[START OF Items]

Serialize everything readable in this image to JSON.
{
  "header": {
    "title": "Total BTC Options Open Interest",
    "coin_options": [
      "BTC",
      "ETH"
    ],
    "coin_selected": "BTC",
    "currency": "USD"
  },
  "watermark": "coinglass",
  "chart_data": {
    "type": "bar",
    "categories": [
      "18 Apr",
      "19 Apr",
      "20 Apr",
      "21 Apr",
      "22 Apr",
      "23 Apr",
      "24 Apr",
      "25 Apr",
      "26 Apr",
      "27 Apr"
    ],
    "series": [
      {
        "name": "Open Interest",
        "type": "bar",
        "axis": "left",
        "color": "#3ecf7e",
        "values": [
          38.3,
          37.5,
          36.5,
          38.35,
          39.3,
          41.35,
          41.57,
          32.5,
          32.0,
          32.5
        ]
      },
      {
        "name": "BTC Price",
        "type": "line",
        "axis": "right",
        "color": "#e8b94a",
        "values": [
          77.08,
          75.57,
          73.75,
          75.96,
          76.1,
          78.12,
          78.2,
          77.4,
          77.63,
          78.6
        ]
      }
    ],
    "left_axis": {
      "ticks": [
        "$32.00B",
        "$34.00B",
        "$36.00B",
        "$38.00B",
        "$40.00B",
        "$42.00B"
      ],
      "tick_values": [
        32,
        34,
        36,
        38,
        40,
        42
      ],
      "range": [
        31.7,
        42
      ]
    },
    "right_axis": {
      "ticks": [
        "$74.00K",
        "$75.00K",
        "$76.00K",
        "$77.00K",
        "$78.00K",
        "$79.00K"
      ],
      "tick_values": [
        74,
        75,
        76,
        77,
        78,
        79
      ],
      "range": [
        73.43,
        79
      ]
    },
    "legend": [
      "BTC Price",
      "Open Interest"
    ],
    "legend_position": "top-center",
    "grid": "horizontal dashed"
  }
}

[END OF Items]

> What is asked: Show all lines in the entries above where the word "Interest" appears.

> Solution:
    "title": "Total BTC Options Open Interest",
        "name": "Open Interest",
      "Open Interest"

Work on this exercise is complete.